#### WORK TO COMPLETE
Write each record again exactly as it stands.

### EXERCISE INPUTS ###

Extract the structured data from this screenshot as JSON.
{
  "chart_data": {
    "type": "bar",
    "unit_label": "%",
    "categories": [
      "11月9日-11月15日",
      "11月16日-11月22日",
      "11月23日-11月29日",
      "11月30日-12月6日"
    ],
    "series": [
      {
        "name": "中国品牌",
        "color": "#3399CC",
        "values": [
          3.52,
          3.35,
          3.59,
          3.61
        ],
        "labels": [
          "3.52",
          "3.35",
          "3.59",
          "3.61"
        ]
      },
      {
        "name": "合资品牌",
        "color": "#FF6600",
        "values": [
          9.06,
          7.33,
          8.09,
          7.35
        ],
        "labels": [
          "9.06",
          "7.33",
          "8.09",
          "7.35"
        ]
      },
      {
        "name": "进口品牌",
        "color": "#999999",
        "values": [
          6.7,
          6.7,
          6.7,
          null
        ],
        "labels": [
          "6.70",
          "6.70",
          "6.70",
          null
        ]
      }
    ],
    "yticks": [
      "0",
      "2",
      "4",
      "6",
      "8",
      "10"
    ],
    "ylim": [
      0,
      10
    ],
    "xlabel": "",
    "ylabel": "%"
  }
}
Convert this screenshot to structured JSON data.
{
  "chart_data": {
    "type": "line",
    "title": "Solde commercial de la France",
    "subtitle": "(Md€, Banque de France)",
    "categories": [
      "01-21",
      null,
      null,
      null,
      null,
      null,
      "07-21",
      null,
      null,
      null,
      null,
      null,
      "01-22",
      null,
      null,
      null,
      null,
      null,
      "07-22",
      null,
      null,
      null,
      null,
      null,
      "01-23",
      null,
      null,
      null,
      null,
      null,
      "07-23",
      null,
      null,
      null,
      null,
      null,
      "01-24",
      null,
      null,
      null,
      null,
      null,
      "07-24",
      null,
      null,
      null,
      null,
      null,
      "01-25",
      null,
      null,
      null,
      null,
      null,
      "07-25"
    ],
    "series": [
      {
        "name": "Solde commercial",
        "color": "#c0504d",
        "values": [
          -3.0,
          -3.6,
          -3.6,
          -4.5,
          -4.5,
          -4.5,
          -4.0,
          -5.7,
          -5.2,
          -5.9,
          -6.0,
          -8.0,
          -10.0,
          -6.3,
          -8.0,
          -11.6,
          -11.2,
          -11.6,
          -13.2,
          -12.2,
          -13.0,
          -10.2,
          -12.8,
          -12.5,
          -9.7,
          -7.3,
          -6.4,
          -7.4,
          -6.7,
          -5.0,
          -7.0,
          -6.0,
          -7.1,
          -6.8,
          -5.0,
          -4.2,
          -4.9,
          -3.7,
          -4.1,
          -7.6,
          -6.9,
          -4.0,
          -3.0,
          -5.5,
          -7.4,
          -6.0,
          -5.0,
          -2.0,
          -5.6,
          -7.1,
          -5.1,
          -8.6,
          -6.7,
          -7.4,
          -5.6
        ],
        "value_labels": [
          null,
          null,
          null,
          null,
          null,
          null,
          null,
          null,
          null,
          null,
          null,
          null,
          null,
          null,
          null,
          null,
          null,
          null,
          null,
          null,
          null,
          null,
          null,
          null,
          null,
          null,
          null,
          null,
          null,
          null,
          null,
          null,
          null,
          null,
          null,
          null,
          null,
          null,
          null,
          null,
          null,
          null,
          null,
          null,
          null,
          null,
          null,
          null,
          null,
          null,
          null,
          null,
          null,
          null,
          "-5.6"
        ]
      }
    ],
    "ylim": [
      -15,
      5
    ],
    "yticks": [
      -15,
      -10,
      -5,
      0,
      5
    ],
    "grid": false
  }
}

###

#### ANSWER TO THIS EXERCISE
Extract the structured data from this screenshot as JSON.
{
  "chart_data": {
    "type": "bar",
    "unit_label": "%",
    "categories": [
      "11月9日-11月15日",
      "11月16日-11月22日",
      "11月23日-11月29日",
      "11月30日-12月6日"
    ],
    "series": [
      {
        "name": "中国品牌",
        "color": "#3399CC",
        "values": [
          3.52,
          3.35,
          3.59,
          3.61
        ],
        "labels": [
          "3.52",
          "3.35",
          "3.59",
          "3.61"
        ]
      },
      {
        "name": "合资品牌",
        "color": "#FF6600",
        "values": [
          9.06,
          7.33,
          8.09,
          7.35
        ],
        "labels": [
          "9.06",
          "7.33",
          "8.09",
          "7.35"
        ]
      },
      {
        "name": "进口品牌",
        "color": "#999999",
        "values": [
          6.7,
          6.7,
          6.7,
          null
        ],
        "labels": [
          "6.70",
          "6.70",
          "6.70",
          null
        ]
      }
    ],
    "yticks": [
      "0",
      "2",
      "4",
      "6",
      "8",
      "10"
    ],
    "ylim": [
      0,
      10
    ],
    "xlabel": "",
    "ylabel": "%"
  }
}
Convert this screenshot to structured JSON data.
{
  "chart_data": {
    "type": "line",
    "title": "Solde commercial de la France",
    "subtitle": "(Md€, Banque de France)",
    "categories": [
      "01-21",
      null,
      null,
      null,
      null,
      null,
      "07-21",
      null,
      null,
      null,
      null,
      null,
      "01-22",
      null,
      null,
      null,
      null,
      null,
      "07-22",
      null,
      null,
      null,
      null,
      null,
      "01-23",
      null,
      null,
      null,
      null,
      null,
      "07-23",
      null,
      null,
      null,
      null,
      null,
      "01-24",
      null,
      null,
      null,
      null,
      null,
      "07-24",
      null,
      null,
      null,
      null,
      null,
      "01-25",
      null,
      null,
      null,
      null,
      null,
      "07-25"
    ],
    "series": [
      {
        "name": "Solde commercial",
        "color": "#c0504d",
        "values": [
          -3.0,
          -3.6,
          -3.6,
          -4.5,
          -4.5,
          -4.5,
          -4.0,
          -5.7,
          -5.2,
          -5.9,
          -6.0,
          -8.0,
          -10.0,
          -6.3,
          -8.0,
          -11.6,
          -11.2,
          -11.6,
          -13.2,
          -12.2,
          -13.0,
          -10.2,
          -12.8,
          -12.5,
          -9.7,
          -7.3,
          -6.4,
          -7.4,
          -6.7,
          -5.0,
          -7.0,
          -6.0,
          -7.1,
          -6.8,
          -5.0,
          -4.2,
          -4.9,
          -3.7,
          -4.1,
          -7.6,
          -6.9,
          -4.0,
          -3.0,
          -5.5,
          -7.4,
          -6.0,
          -5.0,
          -2.0,
          -5.6,
          -7.1,
          -5.1,
          -8.6,
          -6.7,
          -7.4,
          -5.6
        ],
        "value_labels": [
          null,
          null,
          null,
          null,
          null,
          null,
          null,
          null,
          null,
          null,
          null,
          null,
          null,
          null,
          null,
          null,
          null,
          null,
          null,
          null,
          null,
          null,
          null,
          null,
          null,
          null,
          null,
          null,
          null,
          null,
          null,
          null,
          null,
          null,
          null,
          null,
          null,
          null,
          null,
          null,
          null,
          null,
          null,
          null,
          null,
          null,
          null,
          null,
          null,
          null,
          null,
          null,
          null,
          null,
          "-5.6"
        ]
      }
    ],
    "ylim": [
      -15,
      5
    ],
    "yticks": [
      -15,
      -10,
      -5,
      0,
      5
    ],
    "grid": false
  }
}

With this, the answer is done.